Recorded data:
— begin —
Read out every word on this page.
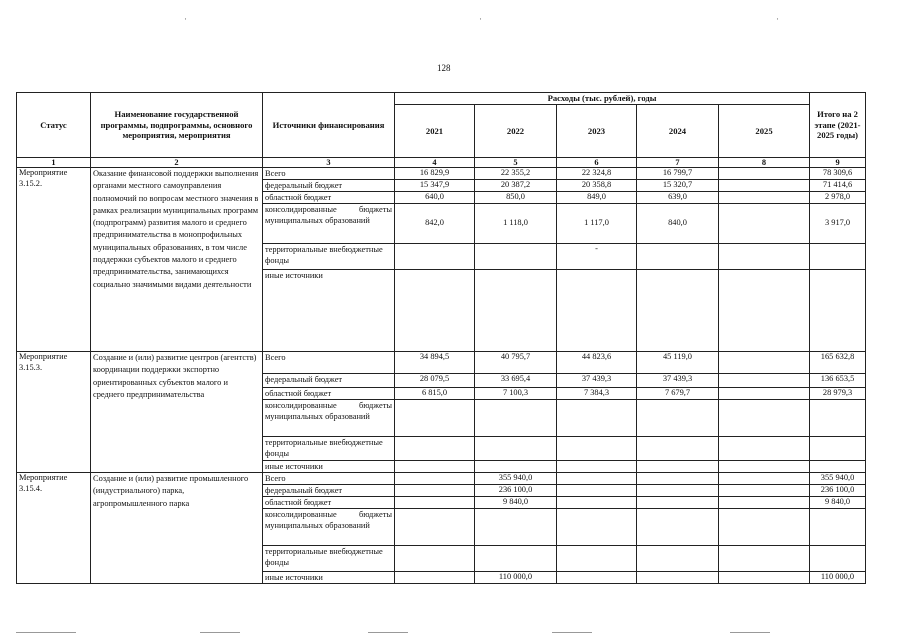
128
·	·	·
Статус	Наименование государственной программы, подпрограммы, основного мероприятия, мероприятия	Источники финансирования	Расходы (тыс. рублей), годы					Итого на 2 этапе (2021-2025 годы)
			2021	2022	2023	2024	2025	
1	2	3	4	5	6	7	8	9
Мероприятие 3.15.2.	Оказание финансовой поддержки выполнения органами местного самоуправления полномочий по вопросам местного значения в рамках реализации муниципальных программ (подпрограмм) развития малого и среднего предпринимательства в монопрофильных муниципальных образованиях, в том числе поддержки субъектов малого и среднего предпринимательства, занимающихся социально значимыми видами деятельности	Всего	16 829,9	22 355,2	22 324,8	16 799,7		78 309,6
		федеральный бюджет	15 347,9	20 387,2	20 358,8	15 320,7		71 414,6
		областной бюджет	640,0	850,0	849,0	639,0		2 978,0
		консолидированные бюджеты муниципальных образований	842,0	1 118,0	1 117,0	840,0		3 917,0
		территориальные внебюджетные фонды			-			
		иные источники						
Мероприятие 3.15.3.	Создание и (или) развитие центров (агентств) координации поддержки экспортно ориентированных субъектов малого и среднего предпринимательства	Всего	34 894,5	40 795,7	44 823,6	45 119,0		165 632,8
		федеральный бюджет	28 079,5	33 695,4	37 439,3	37 439,3		136 653,5
		областной бюджет	6 815,0	7 100,3	7 384,3	7 679,7		28 979,3
		консолидированные бюджеты муниципальных образований						
		территориальные внебюджетные фонды						
		иные источники						
Мероприятие 3.15.4.	Создание и (или) развитие промышленного (индустриального) парка, агропромышленного парка	Всего		355 940,0				355 940,0
		федеральный бюджет		236 100,0				236 100,0
		областной бюджет		9 840,0				9 840,0
		консолидированные бюджеты муниципальных образований						
		территориальные внебюджетные фонды						
		иные источники		110 000,0				110 000,0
— end —
Write out every line above exactly as it is, leaving out the pictures.

The result:
Read out every word on this page.
128
·	·	·
Статус	Наименование государственной программы, подпрограммы, основного мероприятия, мероприятия	Источники финансирования	Расходы (тыс. рублей), годы					Итого на 2 этапе (2021-2025 годы)
			2021	2022	2023	2024	2025	
1	2	3	4	5	6	7	8	9
Мероприятие 3.15.2.	Оказание финансовой поддержки выполнения органами местного самоуправления полномочий по вопросам местного значения в рамках реализации муниципальных программ (подпрограмм) развития малого и среднего предпринимательства в монопрофильных муниципальных образованиях, в том числе поддержки субъектов малого и среднего предпринимательства, занимающихся социально значимыми видами деятельности	Всего	16 829,9	22 355,2	22 324,8	16 799,7		78 309,6
		федеральный бюджет	15 347,9	20 387,2	20 358,8	15 320,7		71 414,6
		областной бюджет	640,0	850,0	849,0	639,0		2 978,0
		консолидированные бюджеты муниципальных образований	842,0	1 118,0	1 117,0	840,0		3 917,0
		территориальные внебюджетные фонды			-			
		иные источники						
Мероприятие 3.15.3.	Создание и (или) развитие центров (агентств) координации поддержки экспортно ориентированных субъектов малого и среднего предпринимательства	Всего	34 894,5	40 795,7	44 823,6	45 119,0		165 632,8
		федеральный бюджет	28 079,5	33 695,4	37 439,3	37 439,3		136 653,5
		областной бюджет	6 815,0	7 100,3	7 384,3	7 679,7		28 979,3
		консолидированные бюджеты муниципальных образований						
		территориальные внебюджетные фонды						
		иные источники						
Мероприятие 3.15.4.	Создание и (или) развитие промышленного (индустриального) парка, агропромышленного парка	Всего		355 940,0				355 940,0
		федеральный бюджет		236 100,0				236 100,0
		областной бюджет		9 840,0				9 840,0
		консолидированные бюджеты муниципальных образований						
		территориальные внебюджетные фонды						
		иные источники		110 000,0				110 000,0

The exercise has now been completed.